### GIVEN INSTRUCTION
Reproduce the material below word for word, beginning with its first line and stopping after the line that contains "list-item: 🤍🖤🤍🖤🤍🖤 メッセージを削除".

### MATERIAL FOR THE TASK
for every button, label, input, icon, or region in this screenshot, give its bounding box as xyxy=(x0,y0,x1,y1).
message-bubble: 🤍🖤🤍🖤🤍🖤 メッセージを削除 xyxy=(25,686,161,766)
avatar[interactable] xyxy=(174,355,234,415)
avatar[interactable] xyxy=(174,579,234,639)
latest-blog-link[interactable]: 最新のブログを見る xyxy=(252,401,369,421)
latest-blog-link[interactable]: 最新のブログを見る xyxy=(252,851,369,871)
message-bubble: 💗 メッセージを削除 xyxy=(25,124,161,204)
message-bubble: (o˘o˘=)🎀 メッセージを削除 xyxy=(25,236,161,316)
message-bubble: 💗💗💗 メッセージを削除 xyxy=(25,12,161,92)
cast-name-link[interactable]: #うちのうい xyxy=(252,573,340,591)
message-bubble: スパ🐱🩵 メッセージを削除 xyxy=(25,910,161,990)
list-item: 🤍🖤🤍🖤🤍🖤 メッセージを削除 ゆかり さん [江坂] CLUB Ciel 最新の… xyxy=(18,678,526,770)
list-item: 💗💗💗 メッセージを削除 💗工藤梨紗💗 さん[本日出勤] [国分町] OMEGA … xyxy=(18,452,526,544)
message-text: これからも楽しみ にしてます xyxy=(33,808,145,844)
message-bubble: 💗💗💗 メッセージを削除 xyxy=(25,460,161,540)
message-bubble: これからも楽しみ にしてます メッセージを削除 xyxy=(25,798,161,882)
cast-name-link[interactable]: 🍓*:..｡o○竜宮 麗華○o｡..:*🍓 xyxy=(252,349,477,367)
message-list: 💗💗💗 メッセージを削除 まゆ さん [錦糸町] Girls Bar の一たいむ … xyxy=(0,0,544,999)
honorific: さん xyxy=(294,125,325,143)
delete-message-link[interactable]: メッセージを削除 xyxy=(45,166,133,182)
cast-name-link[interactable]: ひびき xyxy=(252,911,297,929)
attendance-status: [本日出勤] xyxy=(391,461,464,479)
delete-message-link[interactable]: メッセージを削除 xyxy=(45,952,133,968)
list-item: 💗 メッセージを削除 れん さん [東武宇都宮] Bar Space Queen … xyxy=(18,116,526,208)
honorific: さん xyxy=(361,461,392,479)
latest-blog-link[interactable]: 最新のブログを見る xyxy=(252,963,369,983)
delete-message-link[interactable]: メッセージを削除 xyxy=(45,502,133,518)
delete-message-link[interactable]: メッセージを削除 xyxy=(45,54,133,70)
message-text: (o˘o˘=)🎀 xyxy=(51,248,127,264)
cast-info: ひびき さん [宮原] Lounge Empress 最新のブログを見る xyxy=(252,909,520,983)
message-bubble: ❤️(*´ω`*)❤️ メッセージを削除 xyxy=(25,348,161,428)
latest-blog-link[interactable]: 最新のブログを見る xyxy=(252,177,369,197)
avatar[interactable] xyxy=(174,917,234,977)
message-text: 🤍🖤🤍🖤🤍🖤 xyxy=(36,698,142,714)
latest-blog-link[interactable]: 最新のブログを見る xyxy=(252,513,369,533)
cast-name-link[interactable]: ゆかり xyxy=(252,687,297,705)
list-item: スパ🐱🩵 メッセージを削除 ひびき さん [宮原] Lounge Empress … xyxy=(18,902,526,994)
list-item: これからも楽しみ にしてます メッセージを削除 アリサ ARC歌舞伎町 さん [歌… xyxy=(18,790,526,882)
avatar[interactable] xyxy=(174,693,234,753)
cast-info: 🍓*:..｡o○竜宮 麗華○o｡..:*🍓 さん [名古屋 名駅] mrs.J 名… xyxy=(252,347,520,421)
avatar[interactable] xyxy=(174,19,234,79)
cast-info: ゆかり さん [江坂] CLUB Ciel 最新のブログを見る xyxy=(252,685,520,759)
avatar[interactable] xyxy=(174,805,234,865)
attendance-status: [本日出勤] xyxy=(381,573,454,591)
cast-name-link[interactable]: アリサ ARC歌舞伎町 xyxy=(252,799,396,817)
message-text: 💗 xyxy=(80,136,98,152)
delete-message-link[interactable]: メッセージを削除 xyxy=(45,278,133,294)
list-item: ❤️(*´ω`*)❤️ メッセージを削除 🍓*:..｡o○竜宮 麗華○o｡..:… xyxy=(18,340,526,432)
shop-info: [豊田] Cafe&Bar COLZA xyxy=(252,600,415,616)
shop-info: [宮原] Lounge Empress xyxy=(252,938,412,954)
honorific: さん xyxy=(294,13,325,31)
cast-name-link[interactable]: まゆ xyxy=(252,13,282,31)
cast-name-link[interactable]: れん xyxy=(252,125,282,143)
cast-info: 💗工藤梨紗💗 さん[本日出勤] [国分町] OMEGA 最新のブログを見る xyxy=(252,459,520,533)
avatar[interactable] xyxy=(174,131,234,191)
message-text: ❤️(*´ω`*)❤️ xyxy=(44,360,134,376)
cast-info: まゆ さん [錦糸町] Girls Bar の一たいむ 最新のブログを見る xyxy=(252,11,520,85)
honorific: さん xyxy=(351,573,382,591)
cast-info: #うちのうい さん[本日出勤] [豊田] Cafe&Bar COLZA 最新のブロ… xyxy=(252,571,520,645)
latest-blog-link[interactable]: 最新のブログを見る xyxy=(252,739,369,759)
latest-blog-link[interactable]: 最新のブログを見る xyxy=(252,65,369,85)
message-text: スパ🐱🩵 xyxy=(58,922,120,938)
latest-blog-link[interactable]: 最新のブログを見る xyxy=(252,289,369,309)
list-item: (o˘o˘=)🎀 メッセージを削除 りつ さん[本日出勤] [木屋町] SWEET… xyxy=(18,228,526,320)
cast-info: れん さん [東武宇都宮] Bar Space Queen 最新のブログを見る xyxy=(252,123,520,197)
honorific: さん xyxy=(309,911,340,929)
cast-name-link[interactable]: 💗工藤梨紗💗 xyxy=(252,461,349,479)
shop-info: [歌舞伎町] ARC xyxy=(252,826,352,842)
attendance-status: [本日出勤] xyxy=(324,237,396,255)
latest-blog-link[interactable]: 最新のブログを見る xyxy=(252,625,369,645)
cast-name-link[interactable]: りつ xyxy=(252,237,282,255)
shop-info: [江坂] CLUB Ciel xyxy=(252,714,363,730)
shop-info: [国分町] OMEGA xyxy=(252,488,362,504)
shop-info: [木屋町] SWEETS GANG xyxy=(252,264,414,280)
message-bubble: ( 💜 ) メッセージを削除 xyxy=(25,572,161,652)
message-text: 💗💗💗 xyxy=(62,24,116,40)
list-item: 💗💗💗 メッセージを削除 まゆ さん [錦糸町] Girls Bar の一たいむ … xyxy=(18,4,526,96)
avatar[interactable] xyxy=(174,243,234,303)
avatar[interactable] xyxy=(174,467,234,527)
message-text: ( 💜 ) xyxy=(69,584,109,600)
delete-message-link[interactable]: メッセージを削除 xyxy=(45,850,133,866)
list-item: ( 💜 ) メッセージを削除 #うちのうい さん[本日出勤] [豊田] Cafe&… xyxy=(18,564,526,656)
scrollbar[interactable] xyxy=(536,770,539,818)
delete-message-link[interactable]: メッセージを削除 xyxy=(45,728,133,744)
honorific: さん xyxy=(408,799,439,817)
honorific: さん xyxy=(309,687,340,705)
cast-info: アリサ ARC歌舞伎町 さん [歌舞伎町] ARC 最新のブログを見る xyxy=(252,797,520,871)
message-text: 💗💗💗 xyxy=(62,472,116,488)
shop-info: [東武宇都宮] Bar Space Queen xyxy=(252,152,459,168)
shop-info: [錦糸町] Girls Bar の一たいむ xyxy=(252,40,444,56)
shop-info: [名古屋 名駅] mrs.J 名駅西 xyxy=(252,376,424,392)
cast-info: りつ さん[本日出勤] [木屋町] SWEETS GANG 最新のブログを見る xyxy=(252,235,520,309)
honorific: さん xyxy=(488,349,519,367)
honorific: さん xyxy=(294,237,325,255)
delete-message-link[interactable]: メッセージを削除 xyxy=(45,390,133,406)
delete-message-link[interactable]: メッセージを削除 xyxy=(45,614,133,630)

### COMPLETED TASK
for every button, label, input, icon, or region in this screenshot, give its bounding box as xyxy=(x0,y0,x1,y1).
message-bubble: 🤍🖤🤍🖤🤍🖤 メッセージを削除 xyxy=(25,686,161,766)
avatar[interactable] xyxy=(174,355,234,415)
avatar[interactable] xyxy=(174,579,234,639)
latest-blog-link[interactable]: 最新のブログを見る xyxy=(252,401,369,421)
latest-blog-link[interactable]: 最新のブログを見る xyxy=(252,851,369,871)
message-bubble: 💗 メッセージを削除 xyxy=(25,124,161,204)
message-bubble: (o˘o˘=)🎀 メッセージを削除 xyxy=(25,236,161,316)
message-bubble: 💗💗💗 メッセージを削除 xyxy=(25,12,161,92)
cast-name-link[interactable]: #うちのうい xyxy=(252,573,340,591)
message-bubble: スパ🐱🩵 メッセージを削除 xyxy=(25,910,161,990)
list-item: 🤍🖤🤍🖤🤍🖤 メッセージを削除 ゆかり さん [江坂] CLUB Ciel 最新の… xyxy=(18,678,526,770)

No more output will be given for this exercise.